Uma égua chamada Flor e o filhote que carrega na barriga estão protagonizando um marco jurídico nacional. Num movimento inédito, o presidente da Comissão de Proteção e Defesa dos Animais da OABRJ e do Conselho Federal, Reynaldo Velloso, representa o animal num recurso administrativo impetrado no dia 10 de julho junto ao Ministério de Agricultura, Pecuária e Abastecimento (Mapa), para tentar impedir a eutanásia do animal e do feto.
Flor é portadora de anemia equina, equiparada ao HIV humano. Uma instrução normativa do órgão determina a execução sumária em caso de contaminação, para evitar que outros cavalos sejam infectados. A doença crônica, para a qual não há tratamento efetivo ou vacina, não é passada para humanos e só atinge equídeos.
A égua está em Nova Friburgo, no sítio de uma família que a resgatou em meados de março e que a mantém em isolamento. O parto do filhote está previsto para dezembro.
Na peça, Velloso fundamentou seu pedido de clemência pelo potro no Direito do Nascituro, com base no Artigo 2º do Código Civil, e na Declaração Universal dos Direitos dos Animais, cuja proclamação ocorreu em reunião da Unesco, em Bruxelas, na Bélgica em janeiro de 1978. O presidente da comissão da Ordem também cita estudos que comprovam que os filhotes dos equinos infectados podem nascer sem a doença e perfeitamente saudáveis.
“Se o recurso for aceito e o ‘Direito de Nascer’ for permitido ao potro, uma nova era começará na luta pelo ativismo dos animais. A bioética nos define o conceito de que o embrião é vida, portanto, significa reconhecer que deve ser respeitado como tal”, justificou o advogado.

TAREFAS -
• A. Reproduza o trecho do texto sobre a égua Flor entre "A égua está" e "e perfeitamente saudáveis.", inclusive, renomeando "potro" para "potrinho".
• B. Prossiga com o texto sobre a égua Flor a partir do ponto em que ele termina.
A listagem que vem depois não tem relação com o texto sobre a égua Flor.

REGISTROS DE DADOS -
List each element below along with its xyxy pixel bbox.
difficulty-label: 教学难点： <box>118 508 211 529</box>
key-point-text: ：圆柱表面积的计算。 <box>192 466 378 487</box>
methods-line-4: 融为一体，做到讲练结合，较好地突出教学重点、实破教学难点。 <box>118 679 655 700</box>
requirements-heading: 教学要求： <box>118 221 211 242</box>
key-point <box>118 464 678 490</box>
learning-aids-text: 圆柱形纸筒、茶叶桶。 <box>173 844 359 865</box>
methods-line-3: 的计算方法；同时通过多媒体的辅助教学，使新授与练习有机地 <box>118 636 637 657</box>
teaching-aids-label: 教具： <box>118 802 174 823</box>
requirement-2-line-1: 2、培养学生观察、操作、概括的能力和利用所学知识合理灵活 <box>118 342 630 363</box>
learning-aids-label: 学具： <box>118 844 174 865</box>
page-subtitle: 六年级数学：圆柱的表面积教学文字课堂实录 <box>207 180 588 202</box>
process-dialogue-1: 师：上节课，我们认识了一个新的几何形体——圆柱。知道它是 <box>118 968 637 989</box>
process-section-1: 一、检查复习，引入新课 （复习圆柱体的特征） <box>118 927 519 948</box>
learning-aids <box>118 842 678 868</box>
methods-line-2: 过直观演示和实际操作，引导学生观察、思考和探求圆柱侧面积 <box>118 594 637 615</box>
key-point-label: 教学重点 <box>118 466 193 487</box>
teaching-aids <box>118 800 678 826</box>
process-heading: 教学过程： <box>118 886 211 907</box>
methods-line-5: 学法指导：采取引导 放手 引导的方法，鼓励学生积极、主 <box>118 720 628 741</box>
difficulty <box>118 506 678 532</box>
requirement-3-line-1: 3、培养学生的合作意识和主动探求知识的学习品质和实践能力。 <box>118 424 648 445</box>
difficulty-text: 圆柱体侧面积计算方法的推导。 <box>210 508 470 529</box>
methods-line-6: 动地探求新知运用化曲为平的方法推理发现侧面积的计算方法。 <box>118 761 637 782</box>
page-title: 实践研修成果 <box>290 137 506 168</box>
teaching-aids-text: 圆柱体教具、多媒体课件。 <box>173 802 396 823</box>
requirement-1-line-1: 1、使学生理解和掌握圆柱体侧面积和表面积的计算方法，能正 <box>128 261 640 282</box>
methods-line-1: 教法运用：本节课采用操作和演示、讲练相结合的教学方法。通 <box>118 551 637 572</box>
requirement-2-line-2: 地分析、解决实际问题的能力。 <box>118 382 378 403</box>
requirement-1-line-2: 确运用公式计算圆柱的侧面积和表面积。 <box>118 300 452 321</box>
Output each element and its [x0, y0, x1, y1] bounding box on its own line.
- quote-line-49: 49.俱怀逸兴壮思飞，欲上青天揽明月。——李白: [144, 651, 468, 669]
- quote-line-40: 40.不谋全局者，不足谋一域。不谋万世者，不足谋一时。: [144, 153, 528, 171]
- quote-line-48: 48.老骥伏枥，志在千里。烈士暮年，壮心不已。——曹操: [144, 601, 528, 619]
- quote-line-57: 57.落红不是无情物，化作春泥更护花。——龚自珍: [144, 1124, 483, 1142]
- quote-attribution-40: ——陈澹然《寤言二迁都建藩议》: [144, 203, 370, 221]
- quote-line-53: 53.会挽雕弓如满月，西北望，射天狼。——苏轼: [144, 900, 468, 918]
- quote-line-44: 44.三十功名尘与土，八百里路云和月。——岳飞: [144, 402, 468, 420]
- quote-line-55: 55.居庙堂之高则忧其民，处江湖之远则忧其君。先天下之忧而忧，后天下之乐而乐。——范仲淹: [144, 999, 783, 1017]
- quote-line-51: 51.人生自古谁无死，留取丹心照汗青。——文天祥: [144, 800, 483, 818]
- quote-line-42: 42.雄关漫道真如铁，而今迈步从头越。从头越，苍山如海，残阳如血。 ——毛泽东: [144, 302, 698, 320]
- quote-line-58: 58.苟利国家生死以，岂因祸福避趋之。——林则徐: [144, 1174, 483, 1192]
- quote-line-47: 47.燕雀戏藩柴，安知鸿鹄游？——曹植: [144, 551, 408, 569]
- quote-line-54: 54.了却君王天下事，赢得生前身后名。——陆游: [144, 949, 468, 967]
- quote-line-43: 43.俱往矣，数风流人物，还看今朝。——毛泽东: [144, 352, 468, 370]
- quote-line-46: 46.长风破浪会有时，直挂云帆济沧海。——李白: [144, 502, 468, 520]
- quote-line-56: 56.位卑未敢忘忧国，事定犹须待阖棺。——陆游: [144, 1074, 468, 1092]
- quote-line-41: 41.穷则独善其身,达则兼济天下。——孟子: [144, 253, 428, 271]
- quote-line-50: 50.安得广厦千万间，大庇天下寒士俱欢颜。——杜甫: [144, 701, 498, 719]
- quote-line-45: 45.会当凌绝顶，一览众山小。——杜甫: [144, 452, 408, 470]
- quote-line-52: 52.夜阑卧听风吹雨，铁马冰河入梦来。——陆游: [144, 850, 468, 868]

RESPOSTAS POR TAREFA -
• A.
A égua está em Nova Friburgo, no sítio de uma família que a resgatou em meados de março e que a mantém em isolamento. O parto do filhote está previsto para dezembro.
Na peça, Velloso fundamentou seu pedido de clemência pelo potrinho no Direito do Nascituro, com base no Artigo 2º do Código Civil, e na Declaração Universal dos Direitos dos Animais, cuja proclamação ocorreu em reunião da Unesco, em Bruxelas, na Bélgica em janeiro de 1978. O presidente da comissão da Ordem também cita estudos que comprovam que os filhotes dos equinos infectados podem nascer sem a doença e perfeitamente saudáveis.

• B.
Velloso apela que o órgão permita que “a paciente possa aguardar com tranquilidade o término de sua gestação sem atropelos e estresse”. E que possa dar à luz com segurança “seu tão esperado filho no isolamento do sítio em que já se adaptou. Que possa felicitar-se com o seu rebento, assim como as mães humanas o fazem.”
O Mapa ainda não se pronunciou sobre o caso. Em resposta à comissão, afirmou que está analisando o pedido.
O caso faz lembrar, com sinais trocados, da argumentação de Sobral Pinto em favor de Harry Berger, preso político do regime varguista, em petição elaborada em 1937. Diante das arbitrariedades a que Berger estava exposto e das condições desumanas do cárcere, Sobral requereu que o juízo aplicasse ao homem as disposições previstas na Lei de Proteção dos Animais.
“O raciocínio é o mesmo”, diz Velloso. “A lei existe para os animais humanos e os não humanos. Imaginem a morte lenta do feto sem ar e com muita agonia ainda no ventre materno. Este é o momento de mudarmos os nossos conceitos e darmos uma chance à vida”.